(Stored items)
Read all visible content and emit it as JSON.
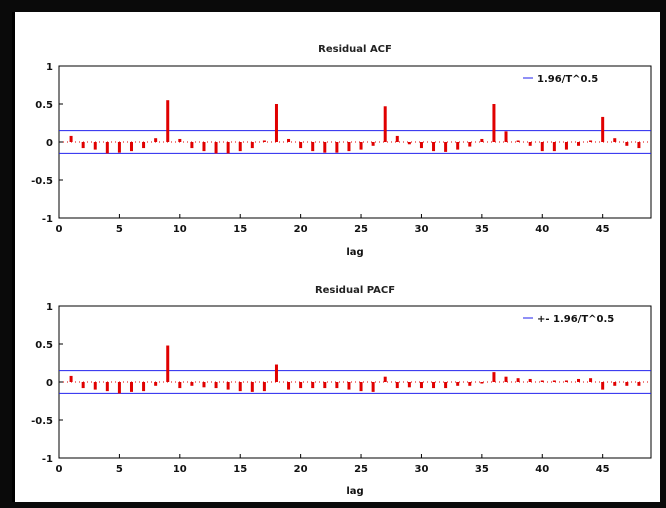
{
  "chart_data": [
    {
      "type": "bar",
      "title": "Residual ACF",
      "xlabel": "lag",
      "ylabel": "",
      "xlim": [
        0,
        49
      ],
      "ylim": [
        -1,
        1
      ],
      "x_ticks": [
        0,
        5,
        10,
        15,
        20,
        25,
        30,
        35,
        40,
        45
      ],
      "y_ticks": [
        1,
        0.5,
        0,
        -0.5,
        -1
      ],
      "y_tick_labels": [
        "1",
        "0.5",
        "0",
        "-0.5",
        "-1"
      ],
      "x": [
        1,
        2,
        3,
        4,
        5,
        6,
        7,
        8,
        9,
        10,
        11,
        12,
        13,
        14,
        15,
        16,
        17,
        18,
        19,
        20,
        21,
        22,
        23,
        24,
        25,
        26,
        27,
        28,
        29,
        30,
        31,
        32,
        33,
        34,
        35,
        36,
        37,
        38,
        39,
        40,
        41,
        42,
        43,
        44,
        45,
        46,
        47,
        48
      ],
      "values": [
        0.08,
        -0.08,
        -0.1,
        -0.15,
        -0.14,
        -0.12,
        -0.08,
        0.05,
        0.55,
        0.04,
        -0.08,
        -0.12,
        -0.15,
        -0.15,
        -0.12,
        -0.08,
        0.02,
        0.5,
        0.04,
        -0.08,
        -0.12,
        -0.14,
        -0.14,
        -0.12,
        -0.1,
        -0.05,
        0.47,
        0.08,
        -0.03,
        -0.08,
        -0.12,
        -0.13,
        -0.1,
        -0.06,
        0.04,
        0.5,
        0.14,
        0.02,
        -0.05,
        -0.12,
        -0.12,
        -0.1,
        -0.05,
        0.02,
        0.33,
        0.05,
        -0.05,
        -0.08
      ],
      "conf_band": 0.15,
      "legend": "1.96/T^0.5",
      "legend_position": "top-right",
      "bar_color": "#e00000",
      "band_color": "#2222ee"
    },
    {
      "type": "bar",
      "title": "Residual PACF",
      "xlabel": "lag",
      "ylabel": "",
      "xlim": [
        0,
        49
      ],
      "ylim": [
        -1,
        1
      ],
      "x_ticks": [
        0,
        5,
        10,
        15,
        20,
        25,
        30,
        35,
        40,
        45
      ],
      "y_ticks": [
        1,
        0.5,
        0,
        -0.5,
        -1
      ],
      "y_tick_labels": [
        "1",
        "0.5",
        "0",
        "-0.5",
        "-1"
      ],
      "x": [
        1,
        2,
        3,
        4,
        5,
        6,
        7,
        8,
        9,
        10,
        11,
        12,
        13,
        14,
        15,
        16,
        17,
        18,
        19,
        20,
        21,
        22,
        23,
        24,
        25,
        26,
        27,
        28,
        29,
        30,
        31,
        32,
        33,
        34,
        35,
        36,
        37,
        38,
        39,
        40,
        41,
        42,
        43,
        44,
        45,
        46,
        47,
        48
      ],
      "values": [
        0.08,
        -0.08,
        -0.1,
        -0.12,
        -0.15,
        -0.13,
        -0.12,
        -0.05,
        0.48,
        -0.08,
        -0.05,
        -0.07,
        -0.08,
        -0.1,
        -0.12,
        -0.13,
        -0.12,
        0.23,
        -0.1,
        -0.08,
        -0.08,
        -0.08,
        -0.08,
        -0.1,
        -0.12,
        -0.13,
        0.07,
        -0.08,
        -0.07,
        -0.08,
        -0.08,
        -0.08,
        -0.05,
        -0.05,
        -0.02,
        0.13,
        0.07,
        0.05,
        0.04,
        0.02,
        0.02,
        0.02,
        0.04,
        0.05,
        -0.1,
        -0.05,
        -0.05,
        -0.05
      ],
      "conf_band": 0.15,
      "legend": "+- 1.96/T^0.5",
      "legend_position": "top-right",
      "bar_color": "#e00000",
      "band_color": "#2222ee"
    }
  ]
}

» What is needed
Reproduce the material above verbatim; omit every picture.

» Answer for the task
Read all visible content and emit it as JSON.
{
  "chart_data": [
    {
      "type": "bar",
      "title": "Residual ACF",
      "xlabel": "lag",
      "ylabel": "",
      "xlim": [
        0,
        49
      ],
      "ylim": [
        -1,
        1
      ],
      "x_ticks": [
        0,
        5,
        10,
        15,
        20,
        25,
        30,
        35,
        40,
        45
      ],
      "y_ticks": [
        1,
        0.5,
        0,
        -0.5,
        -1
      ],
      "y_tick_labels": [
        "1",
        "0.5",
        "0",
        "-0.5",
        "-1"
      ],
      "x": [
        1,
        2,
        3,
        4,
        5,
        6,
        7,
        8,
        9,
        10,
        11,
        12,
        13,
        14,
        15,
        16,
        17,
        18,
        19,
        20,
        21,
        22,
        23,
        24,
        25,
        26,
        27,
        28,
        29,
        30,
        31,
        32,
        33,
        34,
        35,
        36,
        37,
        38,
        39,
        40,
        41,
        42,
        43,
        44,
        45,
        46,
        47,
        48
      ],
      "values": [
        0.08,
        -0.08,
        -0.1,
        -0.15,
        -0.14,
        -0.12,
        -0.08,
        0.05,
        0.55,
        0.04,
        -0.08,
        -0.12,
        -0.15,
        -0.15,
        -0.12,
        -0.08,
        0.02,
        0.5,
        0.04,
        -0.08,
        -0.12,
        -0.14,
        -0.14,
        -0.12,
        -0.1,
        -0.05,
        0.47,
        0.08,
        -0.03,
        -0.08,
        -0.12,
        -0.13,
        -0.1,
        -0.06,
        0.04,
        0.5,
        0.14,
        0.02,
        -0.05,
        -0.12,
        -0.12,
        -0.1,
        -0.05,
        0.02,
        0.33,
        0.05,
        -0.05,
        -0.08
      ],
      "conf_band": 0.15,
      "legend": "1.96/T^0.5",
      "legend_position": "top-right",
      "bar_color": "#e00000",
      "band_color": "#2222ee"
    },
    {
      "type": "bar",
      "title": "Residual PACF",
      "xlabel": "lag",
      "ylabel": "",
      "xlim": [
        0,
        49
      ],
      "ylim": [
        -1,
        1
      ],
      "x_ticks": [
        0,
        5,
        10,
        15,
        20,
        25,
        30,
        35,
        40,
        45
      ],
      "y_ticks": [
        1,
        0.5,
        0,
        -0.5,
        -1
      ],
      "y_tick_labels": [
        "1",
        "0.5",
        "0",
        "-0.5",
        "-1"
      ],
      "x": [
        1,
        2,
        3,
        4,
        5,
        6,
        7,
        8,
        9,
        10,
        11,
        12,
        13,
        14,
        15,
        16,
        17,
        18,
        19,
        20,
        21,
        22,
        23,
        24,
        25,
        26,
        27,
        28,
        29,
        30,
        31,
        32,
        33,
        34,
        35,
        36,
        37,
        38,
        39,
        40,
        41,
        42,
        43,
        44,
        45,
        46,
        47,
        48
      ],
      "values": [
        0.08,
        -0.08,
        -0.1,
        -0.12,
        -0.15,
        -0.13,
        -0.12,
        -0.05,
        0.48,
        -0.08,
        -0.05,
        -0.07,
        -0.08,
        -0.1,
        -0.12,
        -0.13,
        -0.12,
        0.23,
        -0.1,
        -0.08,
        -0.08,
        -0.08,
        -0.08,
        -0.1,
        -0.12,
        -0.13,
        0.07,
        -0.08,
        -0.07,
        -0.08,
        -0.08,
        -0.08,
        -0.05,
        -0.05,
        -0.02,
        0.13,
        0.07,
        0.05,
        0.04,
        0.02,
        0.02,
        0.02,
        0.04,
        0.05,
        -0.1,
        -0.05,
        -0.05,
        -0.05
      ],
      "conf_band": 0.15,
      "legend": "+- 1.96/T^0.5",
      "legend_position": "top-right",
      "bar_color": "#e00000",
      "band_color": "#2222ee"
    }
  ]
}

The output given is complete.